Problem details: Across the entries below, how many lines contain the string "如图所示"? Give only the count.

Saved data entries:
______________________________
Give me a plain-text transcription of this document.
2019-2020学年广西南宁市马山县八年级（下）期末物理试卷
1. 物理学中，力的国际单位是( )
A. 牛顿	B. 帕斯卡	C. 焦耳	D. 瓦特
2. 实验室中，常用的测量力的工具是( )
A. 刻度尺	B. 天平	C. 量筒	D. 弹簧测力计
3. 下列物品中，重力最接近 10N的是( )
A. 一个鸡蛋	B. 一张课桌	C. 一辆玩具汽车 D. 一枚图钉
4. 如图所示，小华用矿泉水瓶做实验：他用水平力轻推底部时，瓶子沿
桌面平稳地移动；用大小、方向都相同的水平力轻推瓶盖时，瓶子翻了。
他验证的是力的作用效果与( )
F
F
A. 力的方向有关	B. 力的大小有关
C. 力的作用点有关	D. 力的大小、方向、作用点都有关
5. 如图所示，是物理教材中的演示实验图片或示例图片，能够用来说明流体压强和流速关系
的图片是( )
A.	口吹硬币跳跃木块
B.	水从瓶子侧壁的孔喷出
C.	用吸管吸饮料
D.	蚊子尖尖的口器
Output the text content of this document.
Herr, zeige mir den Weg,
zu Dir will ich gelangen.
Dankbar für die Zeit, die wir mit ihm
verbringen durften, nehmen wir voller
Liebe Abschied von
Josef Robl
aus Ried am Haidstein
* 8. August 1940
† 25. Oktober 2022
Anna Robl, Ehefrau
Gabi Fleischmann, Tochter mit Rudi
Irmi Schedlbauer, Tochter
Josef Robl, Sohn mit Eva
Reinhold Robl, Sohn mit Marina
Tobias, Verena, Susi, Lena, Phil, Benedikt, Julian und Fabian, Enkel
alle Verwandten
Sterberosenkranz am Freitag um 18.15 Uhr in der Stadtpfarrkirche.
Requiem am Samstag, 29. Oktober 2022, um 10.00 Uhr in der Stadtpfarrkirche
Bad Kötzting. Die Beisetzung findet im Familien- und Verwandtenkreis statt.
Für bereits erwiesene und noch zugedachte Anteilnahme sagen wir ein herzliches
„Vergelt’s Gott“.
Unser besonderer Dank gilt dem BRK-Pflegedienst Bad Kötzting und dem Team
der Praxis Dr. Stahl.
______________________________
Finished answer: 2